:: DATA SHOWN ::
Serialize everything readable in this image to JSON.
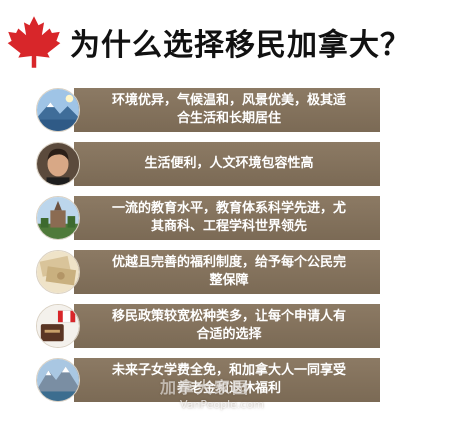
{
  "header": {
    "title": "为什么选择移民加拿大？",
    "logo_icon": "maple-leaf-icon",
    "logo_color": "#d8262a"
  },
  "reasons": [
    {
      "icon": "mountain-lake-photo",
      "lines": [
        "环境优异，气候温和，风景优美，极其适",
        "合生活和长期居住"
      ]
    },
    {
      "icon": "portrait-photo",
      "lines": [
        "生活便利，人文环境包容性高"
      ]
    },
    {
      "icon": "campus-building-photo",
      "lines": [
        "一流的教育水平，教育体系科学先进，尤",
        "其商科、工程学科世界领先"
      ]
    },
    {
      "icon": "money-bills-photo",
      "lines": [
        "优越且完善的福利制度，给予每个公民完",
        "整保障"
      ]
    },
    {
      "icon": "passport-flag-photo",
      "lines": [
        "移民政策较宽松种类多，让每个申请人有",
        "合适的选择"
      ]
    },
    {
      "icon": "snowy-mountain-photo",
      "lines": [
        "未来子女学费全免，和加拿大人一同享受",
        "养老金和退休福利"
      ]
    }
  ],
  "watermark": {
    "cn": "加拿大家园",
    "en": "VanPeople.com"
  },
  "colors": {
    "banner": "#857360",
    "banner_text": "#ffffff"
  }
}
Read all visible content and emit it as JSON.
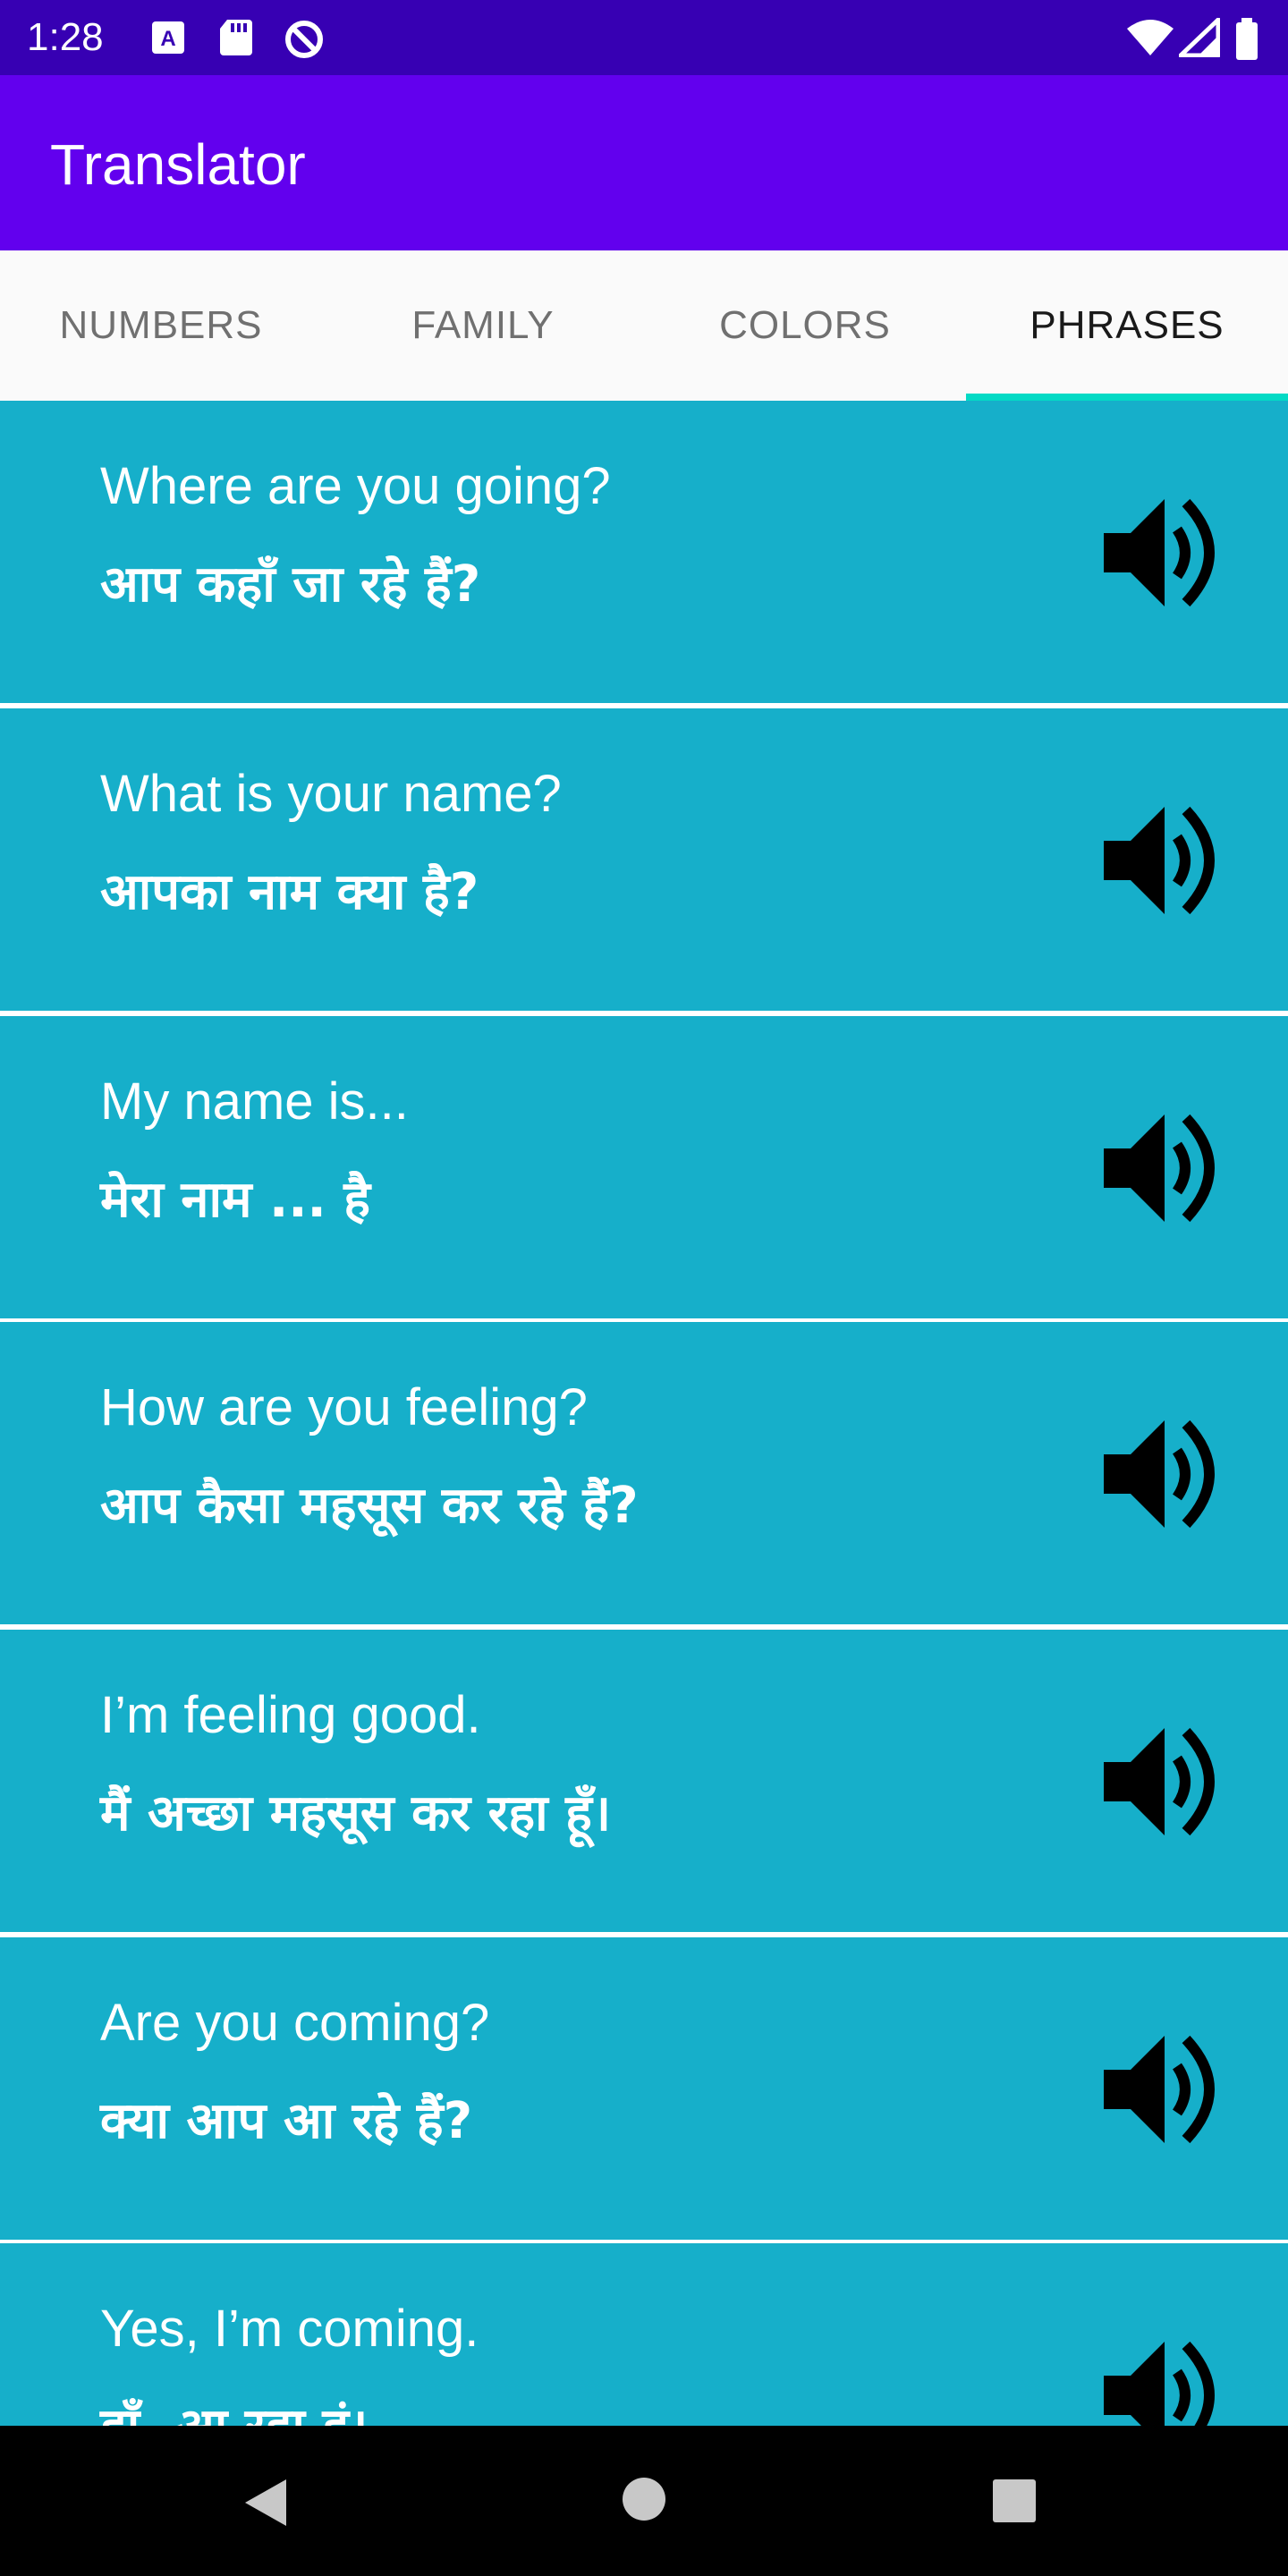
{
  "status_bar": {
    "time": "1:28",
    "icons": [
      "keyboard-a-icon",
      "sd-card-icon",
      "sync-icon",
      "wifi-icon",
      "signal-icon",
      "battery-icon"
    ]
  },
  "app_bar": {
    "title": "Translator"
  },
  "tabs": [
    {
      "label": "NUMBERS",
      "active": false
    },
    {
      "label": "FAMILY",
      "active": false
    },
    {
      "label": "COLORS",
      "active": false
    },
    {
      "label": "PHRASES",
      "active": true
    }
  ],
  "phrases": [
    {
      "english": "Where are you going?",
      "hindi": "आप कहाँ जा रहे हैं?"
    },
    {
      "english": "What is your name?",
      "hindi": "आपका नाम क्या है?"
    },
    {
      "english": "My name is...",
      "hindi": "मेरा नाम ... है"
    },
    {
      "english": "How are you feeling?",
      "hindi": "आप कैसा महसूस कर रहे हैं?"
    },
    {
      "english": "I’m feeling good.",
      "hindi": "मैं अच्छा महसूस कर रहा हूँ।"
    },
    {
      "english": "Are you coming?",
      "hindi": "क्या आप आ रहे हैं?"
    },
    {
      "english": "Yes, I’m coming.",
      "hindi": "हाँ, आ रहा हूं।"
    }
  ],
  "colors": {
    "status_bar": "#3700B3",
    "app_bar": "#6200EE",
    "accent": "#03DAC5",
    "row_background": "#16AFCA"
  },
  "nav_bar": {
    "icons": [
      "back-icon",
      "home-icon",
      "recents-icon"
    ]
  }
}
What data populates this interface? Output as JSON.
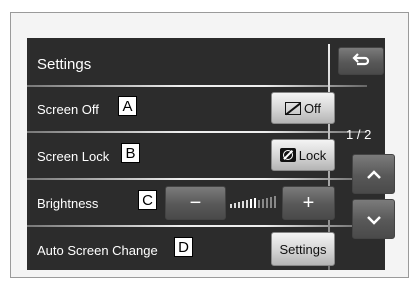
{
  "header": {
    "title": "Settings",
    "back_icon": "back-arrow-icon"
  },
  "rows": [
    {
      "label": "Screen Off",
      "tag": "A",
      "button_label": "Off",
      "button_icon": "screen-off-icon"
    },
    {
      "label": "Screen Lock",
      "tag": "B",
      "button_label": "Lock",
      "button_icon": "lock-icon"
    },
    {
      "label": "Brightness",
      "tag": "C",
      "minus_label": "−",
      "plus_label": "+"
    },
    {
      "label": "Auto Screen Change",
      "tag": "D",
      "button_label": "Settings"
    }
  ],
  "pager": {
    "page": "1 / 2",
    "up_icon": "chevron-up-icon",
    "down_icon": "chevron-down-icon"
  }
}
:::
PROBLEM TO SOLVE:
Only lines with "english" are wanted here; list each of them.

THE OUTPUT:
      "english": "Where are you going?",
      "english": "What is your name?",
      "english": "My name is...",
      "english": "How are you feeling?",
      "english": "I’m feeling good.",
      "english": "Are you coming?",
      "english": "Yes, I’m coming.",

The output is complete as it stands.